### REQUIRED WORK
#1 In the opinion piece on Clinton and Gore, where does the writer say Gore evidently grew up?
#2 Write the next part of the opinion piece on Clinton and Gore, picking up right after its final sentence.

### EXCERPTED PASSAGE

Mistakes and Outright Lies
The Clinton-Gore propaganda team.
By Andrew Ping, Staff Writer

     BERKELEY - I would be willing to believe that President Clinton intended to keep all of his Campaign promises, made almost eight years ago. Most have long since been broken, of course, but I understand that the realities of office can have a sobering effect on a newly elected official. Since then, he's lied about everything from spending (didn't he say every penny of budget surplus was going to shore up social security?) to his sex life.
     Unfortunately, Presidential candidate Al Gore has learned a lot from his mentor. It is fortunate for the public, however, that he's much more inept at it than Mr. Clinton was.
     Take for example, his claim to have created the Internet. It's now been widely publicized that the Alphanet was created by the Pentagon in 1969, years before Gore had anything to do with Congress. Al Gore certainly did not invent the HTML formatting standard, which has given rise to the popularity and easy access to the Internet, now known by most people as "the Web." Next, he claimed to have grown up on a farm doing chores in the hot sun and learning responsibility. If that were true, he probably would not lie so blatantly. Though his family does own a farm, Gore himself evidently grew up in a hotel suite in Washington.

### RECORDS PROVIDED
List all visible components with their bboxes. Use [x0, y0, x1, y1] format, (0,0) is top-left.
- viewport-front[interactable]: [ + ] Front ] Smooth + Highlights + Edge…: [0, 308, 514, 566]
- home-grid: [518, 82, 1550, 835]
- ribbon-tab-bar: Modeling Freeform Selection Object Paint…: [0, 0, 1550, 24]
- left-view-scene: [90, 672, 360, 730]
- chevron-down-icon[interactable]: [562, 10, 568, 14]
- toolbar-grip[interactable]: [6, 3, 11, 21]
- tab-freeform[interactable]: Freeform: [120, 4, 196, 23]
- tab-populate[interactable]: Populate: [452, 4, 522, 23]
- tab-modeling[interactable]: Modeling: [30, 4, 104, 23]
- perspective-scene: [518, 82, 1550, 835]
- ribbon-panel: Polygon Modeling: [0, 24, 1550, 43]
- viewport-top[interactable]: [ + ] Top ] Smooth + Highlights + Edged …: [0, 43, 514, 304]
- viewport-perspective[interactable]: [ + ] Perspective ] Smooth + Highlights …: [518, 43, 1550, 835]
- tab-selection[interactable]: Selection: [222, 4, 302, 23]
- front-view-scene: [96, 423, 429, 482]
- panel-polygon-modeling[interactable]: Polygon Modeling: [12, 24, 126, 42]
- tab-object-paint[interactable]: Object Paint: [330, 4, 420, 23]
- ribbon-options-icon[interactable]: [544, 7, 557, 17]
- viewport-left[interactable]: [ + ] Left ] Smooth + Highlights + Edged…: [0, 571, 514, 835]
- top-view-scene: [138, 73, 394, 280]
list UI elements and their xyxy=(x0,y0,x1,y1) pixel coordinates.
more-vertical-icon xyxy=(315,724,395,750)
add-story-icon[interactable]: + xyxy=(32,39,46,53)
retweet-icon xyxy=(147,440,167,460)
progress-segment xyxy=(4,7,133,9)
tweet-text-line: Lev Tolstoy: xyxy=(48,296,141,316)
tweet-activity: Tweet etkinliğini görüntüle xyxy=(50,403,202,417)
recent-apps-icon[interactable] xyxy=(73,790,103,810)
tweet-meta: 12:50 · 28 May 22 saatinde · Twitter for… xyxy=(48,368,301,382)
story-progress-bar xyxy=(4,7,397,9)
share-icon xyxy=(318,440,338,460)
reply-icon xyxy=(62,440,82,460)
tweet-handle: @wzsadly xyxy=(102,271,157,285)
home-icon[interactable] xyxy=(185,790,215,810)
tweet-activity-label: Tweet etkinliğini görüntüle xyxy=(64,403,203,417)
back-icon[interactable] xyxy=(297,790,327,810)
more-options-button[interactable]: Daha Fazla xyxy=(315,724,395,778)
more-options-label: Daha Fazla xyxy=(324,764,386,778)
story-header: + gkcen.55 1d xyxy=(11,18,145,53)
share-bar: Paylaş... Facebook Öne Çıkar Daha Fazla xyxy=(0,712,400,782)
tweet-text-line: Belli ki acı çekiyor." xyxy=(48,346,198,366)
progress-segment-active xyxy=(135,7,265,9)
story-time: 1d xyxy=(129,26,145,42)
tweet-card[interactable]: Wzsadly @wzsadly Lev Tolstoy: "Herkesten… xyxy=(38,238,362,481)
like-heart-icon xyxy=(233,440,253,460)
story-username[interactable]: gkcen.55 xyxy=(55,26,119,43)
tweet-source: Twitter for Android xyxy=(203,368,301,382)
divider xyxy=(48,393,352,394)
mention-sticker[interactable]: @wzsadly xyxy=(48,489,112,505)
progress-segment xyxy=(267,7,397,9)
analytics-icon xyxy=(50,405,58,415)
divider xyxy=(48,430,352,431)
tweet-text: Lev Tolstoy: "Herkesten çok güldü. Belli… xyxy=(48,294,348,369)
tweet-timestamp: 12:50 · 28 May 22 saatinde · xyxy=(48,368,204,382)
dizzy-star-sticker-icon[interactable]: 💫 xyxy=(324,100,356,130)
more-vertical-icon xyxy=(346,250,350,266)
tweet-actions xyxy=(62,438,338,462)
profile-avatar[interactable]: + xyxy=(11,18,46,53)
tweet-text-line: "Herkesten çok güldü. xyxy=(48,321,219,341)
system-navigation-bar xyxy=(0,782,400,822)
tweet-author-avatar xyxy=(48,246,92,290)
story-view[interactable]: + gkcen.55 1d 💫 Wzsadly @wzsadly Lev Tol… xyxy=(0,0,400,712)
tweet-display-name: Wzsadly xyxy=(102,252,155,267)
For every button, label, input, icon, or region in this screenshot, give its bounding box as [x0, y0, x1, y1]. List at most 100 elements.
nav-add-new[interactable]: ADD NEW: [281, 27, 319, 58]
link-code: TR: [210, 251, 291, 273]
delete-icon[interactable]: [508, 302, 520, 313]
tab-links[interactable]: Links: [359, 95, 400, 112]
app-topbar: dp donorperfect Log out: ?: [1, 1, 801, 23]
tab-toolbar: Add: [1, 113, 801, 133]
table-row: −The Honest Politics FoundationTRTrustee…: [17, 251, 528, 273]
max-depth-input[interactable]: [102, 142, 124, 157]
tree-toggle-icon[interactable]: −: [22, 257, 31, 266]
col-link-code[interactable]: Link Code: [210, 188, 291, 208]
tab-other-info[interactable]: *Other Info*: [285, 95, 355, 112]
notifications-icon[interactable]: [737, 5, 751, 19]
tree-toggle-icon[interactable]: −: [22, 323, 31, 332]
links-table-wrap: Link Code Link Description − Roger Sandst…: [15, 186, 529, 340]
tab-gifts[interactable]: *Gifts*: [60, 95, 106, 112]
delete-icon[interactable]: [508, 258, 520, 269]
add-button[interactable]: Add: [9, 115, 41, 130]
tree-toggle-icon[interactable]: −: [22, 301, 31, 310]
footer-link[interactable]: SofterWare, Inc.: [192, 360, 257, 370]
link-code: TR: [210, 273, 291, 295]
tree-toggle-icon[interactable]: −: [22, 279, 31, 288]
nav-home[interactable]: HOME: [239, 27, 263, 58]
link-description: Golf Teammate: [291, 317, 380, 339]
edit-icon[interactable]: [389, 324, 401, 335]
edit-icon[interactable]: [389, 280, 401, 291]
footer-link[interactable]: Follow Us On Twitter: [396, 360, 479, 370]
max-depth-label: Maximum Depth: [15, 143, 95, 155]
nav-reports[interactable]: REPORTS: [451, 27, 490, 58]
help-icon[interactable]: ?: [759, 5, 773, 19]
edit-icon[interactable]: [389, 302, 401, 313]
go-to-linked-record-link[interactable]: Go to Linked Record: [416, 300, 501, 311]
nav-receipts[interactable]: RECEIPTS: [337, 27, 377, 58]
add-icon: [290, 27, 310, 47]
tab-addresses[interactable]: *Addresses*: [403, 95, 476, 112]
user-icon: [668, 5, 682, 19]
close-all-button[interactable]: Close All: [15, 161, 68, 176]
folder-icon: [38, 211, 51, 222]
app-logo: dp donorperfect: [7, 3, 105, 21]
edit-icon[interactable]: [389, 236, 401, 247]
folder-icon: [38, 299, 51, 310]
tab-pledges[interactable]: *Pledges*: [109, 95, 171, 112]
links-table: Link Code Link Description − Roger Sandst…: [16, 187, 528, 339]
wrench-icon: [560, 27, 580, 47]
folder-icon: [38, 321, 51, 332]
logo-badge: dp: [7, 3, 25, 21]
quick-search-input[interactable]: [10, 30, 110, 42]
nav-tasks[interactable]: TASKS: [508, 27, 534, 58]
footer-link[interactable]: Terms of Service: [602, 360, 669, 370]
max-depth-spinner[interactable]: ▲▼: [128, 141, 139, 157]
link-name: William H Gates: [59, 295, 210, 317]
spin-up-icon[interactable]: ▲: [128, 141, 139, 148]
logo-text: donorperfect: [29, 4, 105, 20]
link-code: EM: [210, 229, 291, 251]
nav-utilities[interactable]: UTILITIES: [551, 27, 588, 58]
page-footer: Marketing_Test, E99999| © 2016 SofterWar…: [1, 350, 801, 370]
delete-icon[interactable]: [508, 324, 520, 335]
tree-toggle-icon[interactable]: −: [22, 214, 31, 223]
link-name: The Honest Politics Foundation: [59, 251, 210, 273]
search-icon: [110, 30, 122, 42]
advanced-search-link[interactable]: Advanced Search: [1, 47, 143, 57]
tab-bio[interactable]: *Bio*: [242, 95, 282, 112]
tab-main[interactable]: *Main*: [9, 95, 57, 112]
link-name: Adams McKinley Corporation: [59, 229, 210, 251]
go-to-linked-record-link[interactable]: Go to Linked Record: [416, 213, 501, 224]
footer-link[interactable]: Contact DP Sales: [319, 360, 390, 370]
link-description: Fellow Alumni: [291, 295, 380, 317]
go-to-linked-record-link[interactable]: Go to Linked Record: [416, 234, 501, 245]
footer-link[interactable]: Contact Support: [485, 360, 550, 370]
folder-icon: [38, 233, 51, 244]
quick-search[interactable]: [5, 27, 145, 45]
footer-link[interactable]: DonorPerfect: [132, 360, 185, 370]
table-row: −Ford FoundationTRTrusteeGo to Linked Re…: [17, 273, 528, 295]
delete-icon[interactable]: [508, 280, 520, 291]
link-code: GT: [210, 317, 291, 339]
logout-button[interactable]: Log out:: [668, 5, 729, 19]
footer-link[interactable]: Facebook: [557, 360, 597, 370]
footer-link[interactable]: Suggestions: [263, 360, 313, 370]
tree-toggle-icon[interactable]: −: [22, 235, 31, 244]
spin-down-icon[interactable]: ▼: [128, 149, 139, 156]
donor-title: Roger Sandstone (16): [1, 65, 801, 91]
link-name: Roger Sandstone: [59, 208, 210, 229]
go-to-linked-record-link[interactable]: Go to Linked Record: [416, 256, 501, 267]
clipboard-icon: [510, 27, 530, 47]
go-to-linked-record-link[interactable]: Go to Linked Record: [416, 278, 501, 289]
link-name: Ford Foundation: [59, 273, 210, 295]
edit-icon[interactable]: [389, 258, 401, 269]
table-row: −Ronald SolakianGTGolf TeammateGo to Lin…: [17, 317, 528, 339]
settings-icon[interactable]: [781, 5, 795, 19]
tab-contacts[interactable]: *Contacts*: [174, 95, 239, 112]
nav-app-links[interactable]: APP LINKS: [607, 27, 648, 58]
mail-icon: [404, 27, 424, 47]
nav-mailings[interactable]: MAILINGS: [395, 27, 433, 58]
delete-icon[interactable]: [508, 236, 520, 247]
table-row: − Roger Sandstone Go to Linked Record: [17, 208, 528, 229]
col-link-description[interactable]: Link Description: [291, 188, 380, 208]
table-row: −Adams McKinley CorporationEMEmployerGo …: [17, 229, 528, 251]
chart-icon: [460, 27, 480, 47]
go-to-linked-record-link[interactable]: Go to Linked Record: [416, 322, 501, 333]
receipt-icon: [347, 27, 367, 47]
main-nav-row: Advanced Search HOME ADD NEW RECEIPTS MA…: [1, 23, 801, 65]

### RESULTS
#1 In a hotel suite in Washington.

#2
      The point of these glaring examples is that Gore has learned something terrible from Mr. Clinton. Somehow, Al Gore has picked up the idea that the American people are easy to lie to, and that any buffoon can make us believe whatever he likes. Maybe that's true, but the buffoon must be good at it, as demonstrated by President Clinton, who has proved more slippery than the proverbial greased pig.
     Now I'm trying to decide who is less intelligent: Mr. Gore or the American Public. So far, I'm convinced that the American Public has the edge. If you'd like more of an edge, visit the site: http://www.realchange.org/gore.htm which details shady activities of our Vice President, and provides sources for that information.
     Personally, I'm sick of the lies, and I hope other citizens are, too. We can do a lot better than Al Gore in 2000, and that should be as blatantly obvious as his lies for both Republicans and Democrats. Honesty in office, and respect for the American Public should be issues that unite us all.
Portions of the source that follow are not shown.